## SUPPLIED DATA
============
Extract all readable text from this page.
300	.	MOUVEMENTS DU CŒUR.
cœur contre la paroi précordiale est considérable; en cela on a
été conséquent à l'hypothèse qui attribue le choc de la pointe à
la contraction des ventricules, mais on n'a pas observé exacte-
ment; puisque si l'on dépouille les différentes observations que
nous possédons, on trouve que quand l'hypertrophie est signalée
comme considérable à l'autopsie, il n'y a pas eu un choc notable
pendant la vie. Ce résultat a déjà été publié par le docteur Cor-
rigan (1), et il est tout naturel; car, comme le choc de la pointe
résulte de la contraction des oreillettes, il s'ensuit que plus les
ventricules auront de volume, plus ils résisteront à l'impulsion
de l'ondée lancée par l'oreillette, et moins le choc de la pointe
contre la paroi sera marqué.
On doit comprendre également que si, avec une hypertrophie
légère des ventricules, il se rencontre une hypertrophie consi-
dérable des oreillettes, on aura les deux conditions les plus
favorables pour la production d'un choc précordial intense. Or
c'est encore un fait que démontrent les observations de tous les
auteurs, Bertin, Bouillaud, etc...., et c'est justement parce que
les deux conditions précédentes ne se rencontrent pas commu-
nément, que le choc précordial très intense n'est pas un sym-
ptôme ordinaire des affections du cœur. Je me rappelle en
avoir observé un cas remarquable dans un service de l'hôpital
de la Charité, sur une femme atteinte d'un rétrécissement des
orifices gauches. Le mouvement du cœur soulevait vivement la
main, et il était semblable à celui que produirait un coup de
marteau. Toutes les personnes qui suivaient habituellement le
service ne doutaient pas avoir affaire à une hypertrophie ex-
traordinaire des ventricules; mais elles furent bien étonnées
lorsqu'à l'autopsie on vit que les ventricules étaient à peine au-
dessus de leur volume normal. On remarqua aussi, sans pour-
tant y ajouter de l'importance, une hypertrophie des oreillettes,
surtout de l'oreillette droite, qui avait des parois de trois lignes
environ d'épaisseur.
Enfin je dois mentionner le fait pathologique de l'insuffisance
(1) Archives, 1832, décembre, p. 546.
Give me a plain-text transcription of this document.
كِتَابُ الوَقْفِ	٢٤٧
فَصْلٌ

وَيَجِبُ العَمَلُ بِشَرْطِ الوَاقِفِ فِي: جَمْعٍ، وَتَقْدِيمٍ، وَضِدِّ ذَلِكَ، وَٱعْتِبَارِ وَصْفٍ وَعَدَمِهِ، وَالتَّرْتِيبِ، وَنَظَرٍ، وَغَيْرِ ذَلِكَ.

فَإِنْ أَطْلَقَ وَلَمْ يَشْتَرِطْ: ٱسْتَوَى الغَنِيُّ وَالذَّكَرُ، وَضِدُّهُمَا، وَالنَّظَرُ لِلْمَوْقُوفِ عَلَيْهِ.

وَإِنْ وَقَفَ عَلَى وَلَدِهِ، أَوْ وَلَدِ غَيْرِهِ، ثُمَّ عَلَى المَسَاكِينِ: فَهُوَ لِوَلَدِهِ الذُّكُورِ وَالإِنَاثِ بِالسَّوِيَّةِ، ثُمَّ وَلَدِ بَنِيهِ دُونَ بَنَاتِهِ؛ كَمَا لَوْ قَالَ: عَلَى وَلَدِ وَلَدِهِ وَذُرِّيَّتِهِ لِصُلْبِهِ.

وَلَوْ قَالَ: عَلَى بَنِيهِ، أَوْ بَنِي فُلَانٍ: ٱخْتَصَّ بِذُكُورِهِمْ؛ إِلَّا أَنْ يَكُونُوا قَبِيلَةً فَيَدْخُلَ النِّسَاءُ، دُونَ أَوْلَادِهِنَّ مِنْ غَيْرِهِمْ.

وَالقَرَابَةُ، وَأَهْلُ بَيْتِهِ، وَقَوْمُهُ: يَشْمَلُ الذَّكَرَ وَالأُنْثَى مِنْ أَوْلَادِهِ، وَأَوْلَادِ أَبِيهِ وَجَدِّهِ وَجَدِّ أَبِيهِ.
============
## REQUIRED WORK
Every line of the material must be returned exactly as it appears.

## RESPONSE
Extract all readable text from this page.
300	.	MOUVEMENTS DU CŒUR.
cœur contre la paroi précordiale est considérable; en cela on a
été conséquent à l'hypothèse qui attribue le choc de la pointe à
la contraction des ventricules, mais on n'a pas observé exacte-
ment; puisque si l'on dépouille les différentes observations que
nous possédons, on trouve que quand l'hypertrophie est signalée
comme considérable à l'autopsie, il n'y a pas eu un choc notable
pendant la vie. Ce résultat a déjà été publié par le docteur Cor-
rigan (1), et il est tout naturel; car, comme le choc de la pointe
résulte de la contraction des oreillettes, il s'ensuit que plus les
ventricules auront de volume, plus ils résisteront à l'impulsion
de l'ondée lancée par l'oreillette, et moins le choc de la pointe
contre la paroi sera marqué.
On doit comprendre également que si, avec une hypertrophie
légère des ventricules, il se rencontre une hypertrophie consi-
dérable des oreillettes, on aura les deux conditions les plus
favorables pour la production d'un choc précordial intense. Or
c'est encore un fait que démontrent les observations de tous les
auteurs, Bertin, Bouillaud, etc...., et c'est justement parce que
les deux conditions précédentes ne se rencontrent pas commu-
nément, que le choc précordial très intense n'est pas un sym-
ptôme ordinaire des affections du cœur. Je me rappelle en
avoir observé un cas remarquable dans un service de l'hôpital
de la Charité, sur une femme atteinte d'un rétrécissement des
orifices gauches. Le mouvement du cœur soulevait vivement la
main, et il était semblable à celui que produirait un coup de
marteau. Toutes les personnes qui suivaient habituellement le
service ne doutaient pas avoir affaire à une hypertrophie ex-
traordinaire des ventricules; mais elles furent bien étonnées
lorsqu'à l'autopsie on vit que les ventricules étaient à peine au-
dessus de leur volume normal. On remarqua aussi, sans pour-
tant y ajouter de l'importance, une hypertrophie des oreillettes,
surtout de l'oreillette droite, qui avait des parois de trois lignes
environ d'épaisseur.
Enfin je dois mentionner le fait pathologique de l'insuffisance
(1) Archives, 1832, décembre, p. 546.
Give me a plain-text transcription of this document.
كِتَابُ الوَقْفِ	٢٤٧
فَصْلٌ

وَيَجِبُ العَمَلُ بِشَرْطِ الوَاقِفِ فِي: جَمْعٍ، وَتَقْدِيمٍ، وَضِدِّ ذَلِكَ، وَٱعْتِبَارِ وَصْفٍ وَعَدَمِهِ، وَالتَّرْتِيبِ، وَنَظَرٍ، وَغَيْرِ ذَلِكَ.

فَإِنْ أَطْلَقَ وَلَمْ يَشْتَرِطْ: ٱسْتَوَى الغَنِيُّ وَالذَّكَرُ، وَضِدُّهُمَا، وَالنَّظَرُ لِلْمَوْقُوفِ عَلَيْهِ.

وَإِنْ وَقَفَ عَلَى وَلَدِهِ، أَوْ وَلَدِ غَيْرِهِ، ثُمَّ عَلَى المَسَاكِينِ: فَهُوَ لِوَلَدِهِ الذُّكُورِ وَالإِنَاثِ بِالسَّوِيَّةِ، ثُمَّ وَلَدِ بَنِيهِ دُونَ بَنَاتِهِ؛ كَمَا لَوْ قَالَ: عَلَى وَلَدِ وَلَدِهِ وَذُرِّيَّتِهِ لِصُلْبِهِ.

وَلَوْ قَالَ: عَلَى بَنِيهِ، أَوْ بَنِي فُلَانٍ: ٱخْتَصَّ بِذُكُورِهِمْ؛ إِلَّا أَنْ يَكُونُوا قَبِيلَةً فَيَدْخُلَ النِّسَاءُ، دُونَ أَوْلَادِهِنَّ مِنْ غَيْرِهِمْ.

وَالقَرَابَةُ، وَأَهْلُ بَيْتِهِ، وَقَوْمُهُ: يَشْمَلُ الذَّكَرَ وَالأُنْثَى مِنْ أَوْلَادِهِ، وَأَوْلَادِ أَبِيهِ وَجَدِّهِ وَجَدِّ أَبِيهِ.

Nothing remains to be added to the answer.